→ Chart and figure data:
◇ ◇ ◇ ◇

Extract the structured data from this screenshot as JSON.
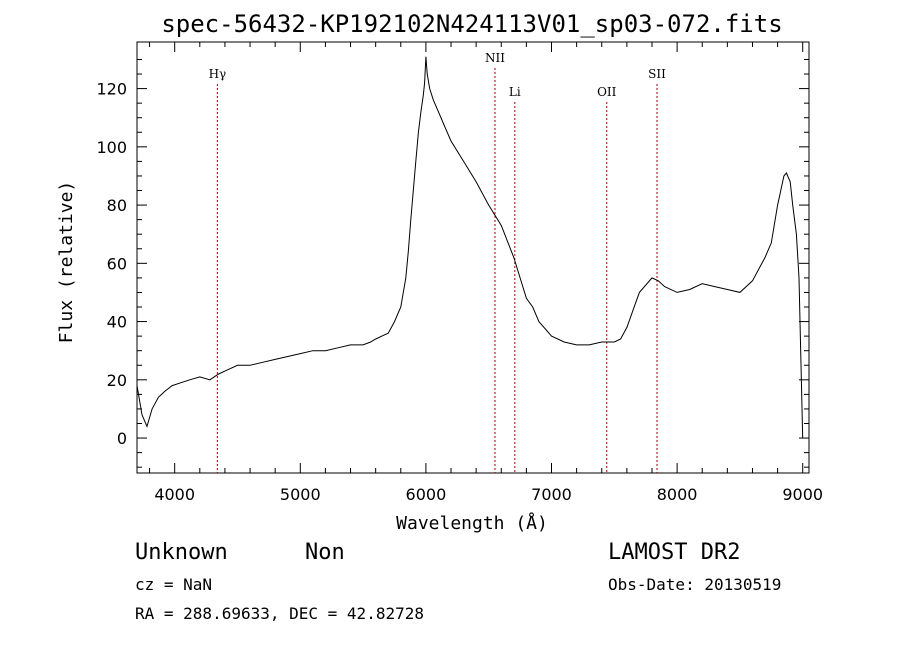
{
  "chart_data": {
    "type": "line",
    "title": "spec-56432-KP192102N424113V01_sp03-072.fits",
    "xlabel": "Wavelength (Å)",
    "ylabel": "Flux (relative)",
    "xlim": [
      3700,
      9050
    ],
    "ylim": [
      -12,
      136
    ],
    "x_ticks": [
      4000,
      5000,
      6000,
      7000,
      8000,
      9000
    ],
    "y_ticks": [
      0,
      20,
      40,
      60,
      80,
      100,
      120
    ],
    "grid": false,
    "legend": "none",
    "series": [
      {
        "x": [
          3700,
          3740,
          3780,
          3820,
          3870,
          3920,
          3980,
          4050,
          4120,
          4200,
          4280,
          4350,
          4400,
          4500,
          4600,
          4700,
          4800,
          4900,
          5000,
          5100,
          5200,
          5300,
          5400,
          5500,
          5560,
          5600,
          5650,
          5700,
          5750,
          5800,
          5820,
          5840,
          5860,
          5880,
          5900,
          5920,
          5940,
          5960,
          5980,
          5990,
          6000,
          6010,
          6030,
          6060,
          6100,
          6150,
          6200,
          6300,
          6400,
          6500,
          6600,
          6700,
          6750,
          6800,
          6850,
          6900,
          7000,
          7100,
          7200,
          7300,
          7400,
          7500,
          7550,
          7600,
          7650,
          7700,
          7800,
          7850,
          7900,
          8000,
          8100,
          8200,
          8300,
          8400,
          8500,
          8600,
          8700,
          8750,
          8800,
          8850,
          8870,
          8900,
          8920,
          8950,
          8970,
          9000
        ],
        "y": [
          18,
          8,
          4,
          10,
          14,
          16,
          18,
          19,
          20,
          21,
          20,
          22,
          23,
          25,
          25,
          26,
          27,
          28,
          29,
          30,
          30,
          31,
          32,
          32,
          33,
          34,
          35,
          36,
          40,
          45,
          50,
          55,
          64,
          75,
          85,
          95,
          105,
          112,
          118,
          122,
          131,
          125,
          120,
          116,
          112,
          107,
          102,
          95,
          88,
          80,
          73,
          62,
          55,
          48,
          45,
          40,
          35,
          33,
          32,
          32,
          33,
          33,
          34,
          38,
          44,
          50,
          55,
          54,
          52,
          50,
          51,
          53,
          52,
          51,
          50,
          54,
          62,
          67,
          80,
          90,
          91,
          88,
          80,
          70,
          55,
          0
        ]
      }
    ],
    "lines": [
      {
        "label": "Hγ",
        "x": 4340
      },
      {
        "label": "NII",
        "x": 6550
      },
      {
        "label": "Li",
        "x": 6708
      },
      {
        "label": "OII",
        "x": 7440
      },
      {
        "label": "SII",
        "x": 7840
      }
    ]
  },
  "footer": {
    "object_class": "Unknown",
    "subclass": "Non",
    "survey": "LAMOST DR2",
    "cz": "cz = NaN",
    "obs_date": "Obs-Date: 20130519",
    "coords": "RA = 288.69633, DEC =  42.82728"
  },
  "colors": {
    "spectrum": "#000000",
    "line_markers": "#aa0000",
    "axes": "#000000"
  }
}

◇ ◇ ◇ ◇

→ GIVEN PROBLEM: Word for word, quote the full listing, omitting every picture.

→ SOLUTION FOR THIS EXERCISE:
Extract the structured data from this screenshot as JSON.
{
  "chart_data": {
    "type": "line",
    "title": "spec-56432-KP192102N424113V01_sp03-072.fits",
    "xlabel": "Wavelength (Å)",
    "ylabel": "Flux (relative)",
    "xlim": [
      3700,
      9050
    ],
    "ylim": [
      -12,
      136
    ],
    "x_ticks": [
      4000,
      5000,
      6000,
      7000,
      8000,
      9000
    ],
    "y_ticks": [
      0,
      20,
      40,
      60,
      80,
      100,
      120
    ],
    "grid": false,
    "legend": "none",
    "series": [
      {
        "x": [
          3700,
          3740,
          3780,
          3820,
          3870,
          3920,
          3980,
          4050,
          4120,
          4200,
          4280,
          4350,
          4400,
          4500,
          4600,
          4700,
          4800,
          4900,
          5000,
          5100,
          5200,
          5300,
          5400,
          5500,
          5560,
          5600,
          5650,
          5700,
          5750,
          5800,
          5820,
          5840,
          5860,
          5880,
          5900,
          5920,
          5940,
          5960,
          5980,
          5990,
          6000,
          6010,
          6030,
          6060,
          6100,
          6150,
          6200,
          6300,
          6400,
          6500,
          6600,
          6700,
          6750,
          6800,
          6850,
          6900,
          7000,
          7100,
          7200,
          7300,
          7400,
          7500,
          7550,
          7600,
          7650,
          7700,
          7800,
          7850,
          7900,
          8000,
          8100,
          8200,
          8300,
          8400,
          8500,
          8600,
          8700,
          8750,
          8800,
          8850,
          8870,
          8900,
          8920,
          8950,
          8970,
          9000
        ],
        "y": [
          18,
          8,
          4,
          10,
          14,
          16,
          18,
          19,
          20,
          21,
          20,
          22,
          23,
          25,
          25,
          26,
          27,
          28,
          29,
          30,
          30,
          31,
          32,
          32,
          33,
          34,
          35,
          36,
          40,
          45,
          50,
          55,
          64,
          75,
          85,
          95,
          105,
          112,
          118,
          122,
          131,
          125,
          120,
          116,
          112,
          107,
          102,
          95,
          88,
          80,
          73,
          62,
          55,
          48,
          45,
          40,
          35,
          33,
          32,
          32,
          33,
          33,
          34,
          38,
          44,
          50,
          55,
          54,
          52,
          50,
          51,
          53,
          52,
          51,
          50,
          54,
          62,
          67,
          80,
          90,
          91,
          88,
          80,
          70,
          55,
          0
        ]
      }
    ],
    "lines": [
      {
        "label": "Hγ",
        "x": 4340
      },
      {
        "label": "NII",
        "x": 6550
      },
      {
        "label": "Li",
        "x": 6708
      },
      {
        "label": "OII",
        "x": 7440
      },
      {
        "label": "SII",
        "x": 7840
      }
    ]
  },
  "footer": {
    "object_class": "Unknown",
    "subclass": "Non",
    "survey": "LAMOST DR2",
    "cz": "cz = NaN",
    "obs_date": "Obs-Date: 20130519",
    "coords": "RA = 288.69633, DEC =  42.82728"
  },
  "colors": {
    "spectrum": "#000000",
    "line_markers": "#aa0000",
    "axes": "#000000"
  }
}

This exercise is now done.